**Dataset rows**

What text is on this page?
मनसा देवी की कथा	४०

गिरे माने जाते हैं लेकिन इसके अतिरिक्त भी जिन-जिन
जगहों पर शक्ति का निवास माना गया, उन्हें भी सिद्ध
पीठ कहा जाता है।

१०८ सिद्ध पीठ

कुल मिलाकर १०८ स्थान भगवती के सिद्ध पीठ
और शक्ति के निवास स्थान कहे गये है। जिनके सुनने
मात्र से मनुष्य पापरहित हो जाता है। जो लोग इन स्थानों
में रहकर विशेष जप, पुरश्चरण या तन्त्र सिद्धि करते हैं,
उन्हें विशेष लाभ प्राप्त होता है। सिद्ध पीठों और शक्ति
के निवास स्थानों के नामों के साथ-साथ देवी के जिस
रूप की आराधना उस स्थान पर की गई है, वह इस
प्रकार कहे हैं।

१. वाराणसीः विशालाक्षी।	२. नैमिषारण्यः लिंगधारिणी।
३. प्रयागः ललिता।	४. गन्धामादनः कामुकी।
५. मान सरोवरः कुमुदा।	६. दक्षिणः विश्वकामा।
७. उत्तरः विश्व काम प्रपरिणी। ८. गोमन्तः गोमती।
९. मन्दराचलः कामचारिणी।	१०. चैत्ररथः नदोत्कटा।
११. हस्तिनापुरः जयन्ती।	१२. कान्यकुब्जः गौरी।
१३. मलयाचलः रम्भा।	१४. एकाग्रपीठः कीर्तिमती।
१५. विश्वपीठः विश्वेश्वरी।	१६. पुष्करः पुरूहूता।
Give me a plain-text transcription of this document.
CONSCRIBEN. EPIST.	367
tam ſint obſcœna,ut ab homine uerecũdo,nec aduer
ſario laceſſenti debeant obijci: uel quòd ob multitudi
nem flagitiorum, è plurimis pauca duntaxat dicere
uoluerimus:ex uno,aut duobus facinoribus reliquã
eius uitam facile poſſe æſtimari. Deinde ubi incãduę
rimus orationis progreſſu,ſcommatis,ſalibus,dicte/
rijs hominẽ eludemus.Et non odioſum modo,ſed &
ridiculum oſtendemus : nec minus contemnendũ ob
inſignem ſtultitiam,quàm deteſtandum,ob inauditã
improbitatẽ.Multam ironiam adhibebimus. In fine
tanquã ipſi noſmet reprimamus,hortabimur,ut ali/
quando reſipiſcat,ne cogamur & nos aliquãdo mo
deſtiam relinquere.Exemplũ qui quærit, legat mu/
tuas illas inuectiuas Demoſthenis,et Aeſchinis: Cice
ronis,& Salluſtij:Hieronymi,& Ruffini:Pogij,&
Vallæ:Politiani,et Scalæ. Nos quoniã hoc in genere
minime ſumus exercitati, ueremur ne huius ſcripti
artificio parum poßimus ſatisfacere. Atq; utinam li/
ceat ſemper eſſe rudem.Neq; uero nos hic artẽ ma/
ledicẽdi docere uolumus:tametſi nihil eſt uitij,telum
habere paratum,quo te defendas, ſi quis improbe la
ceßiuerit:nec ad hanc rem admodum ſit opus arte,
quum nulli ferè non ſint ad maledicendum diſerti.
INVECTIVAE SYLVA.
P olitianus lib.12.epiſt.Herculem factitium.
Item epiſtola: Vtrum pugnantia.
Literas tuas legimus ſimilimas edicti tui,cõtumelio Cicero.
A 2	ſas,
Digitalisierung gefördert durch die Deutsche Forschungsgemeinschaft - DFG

**WHAT YOU ARE ASKED TO DO**
Write out the data exactly as it stands.

**ANSWER TO THE EXERCISE**
What text is on this page?
मनसा देवी की कथा	४०

गिरे माने जाते हैं लेकिन इसके अतिरिक्त भी जिन-जिन
जगहों पर शक्ति का निवास माना गया, उन्हें भी सिद्ध
पीठ कहा जाता है।

१०८ सिद्ध पीठ

कुल मिलाकर १०८ स्थान भगवती के सिद्ध पीठ
और शक्ति के निवास स्थान कहे गये है। जिनके सुनने
मात्र से मनुष्य पापरहित हो जाता है। जो लोग इन स्थानों
में रहकर विशेष जप, पुरश्चरण या तन्त्र सिद्धि करते हैं,
उन्हें विशेष लाभ प्राप्त होता है। सिद्ध पीठों और शक्ति
के निवास स्थानों के नामों के साथ-साथ देवी के जिस
रूप की आराधना उस स्थान पर की गई है, वह इस
प्रकार कहे हैं।

१. वाराणसीः विशालाक्षी।	२. नैमिषारण्यः लिंगधारिणी।
३. प्रयागः ललिता।	४. गन्धामादनः कामुकी।
५. मान सरोवरः कुमुदा।	६. दक्षिणः विश्वकामा।
७. उत्तरः विश्व काम प्रपरिणी। ८. गोमन्तः गोमती।
९. मन्दराचलः कामचारिणी।	१०. चैत्ररथः नदोत्कटा।
११. हस्तिनापुरः जयन्ती।	१२. कान्यकुब्जः गौरी।
१३. मलयाचलः रम्भा।	१४. एकाग्रपीठः कीर्तिमती।
१५. विश्वपीठः विश्वेश्वरी।	१६. पुष्करः पुरूहूता।
Give me a plain-text transcription of this document.
CONSCRIBEN. EPIST.	367
tam ſint obſcœna,ut ab homine uerecũdo,nec aduer
ſario laceſſenti debeant obijci: uel quòd ob multitudi
nem flagitiorum, è plurimis pauca duntaxat dicere
uoluerimus:ex uno,aut duobus facinoribus reliquã
eius uitam facile poſſe æſtimari. Deinde ubi incãduę
rimus orationis progreſſu,ſcommatis,ſalibus,dicte/
rijs hominẽ eludemus.Et non odioſum modo,ſed &
ridiculum oſtendemus : nec minus contemnendũ ob
inſignem ſtultitiam,quàm deteſtandum,ob inauditã
improbitatẽ.Multam ironiam adhibebimus. In fine
tanquã ipſi noſmet reprimamus,hortabimur,ut ali/
quando reſipiſcat,ne cogamur & nos aliquãdo mo
deſtiam relinquere.Exemplũ qui quærit, legat mu/
tuas illas inuectiuas Demoſthenis,et Aeſchinis: Cice
ronis,& Salluſtij:Hieronymi,& Ruffini:Pogij,&
Vallæ:Politiani,et Scalæ. Nos quoniã hoc in genere
minime ſumus exercitati, ueremur ne huius ſcripti
artificio parum poßimus ſatisfacere. Atq; utinam li/
ceat ſemper eſſe rudem.Neq; uero nos hic artẽ ma/
ledicẽdi docere uolumus:tametſi nihil eſt uitij,telum
habere paratum,quo te defendas, ſi quis improbe la
ceßiuerit:nec ad hanc rem admodum ſit opus arte,
quum nulli ferè non ſint ad maledicendum diſerti.
INVECTIVAE SYLVA.
P olitianus lib.12.epiſt.Herculem factitium.
Item epiſtola: Vtrum pugnantia.
Literas tuas legimus ſimilimas edicti tui,cõtumelio Cicero.
A 2	ſas,
Digitalisierung gefördert durch die Deutsche Forschungsgemeinschaft - DFG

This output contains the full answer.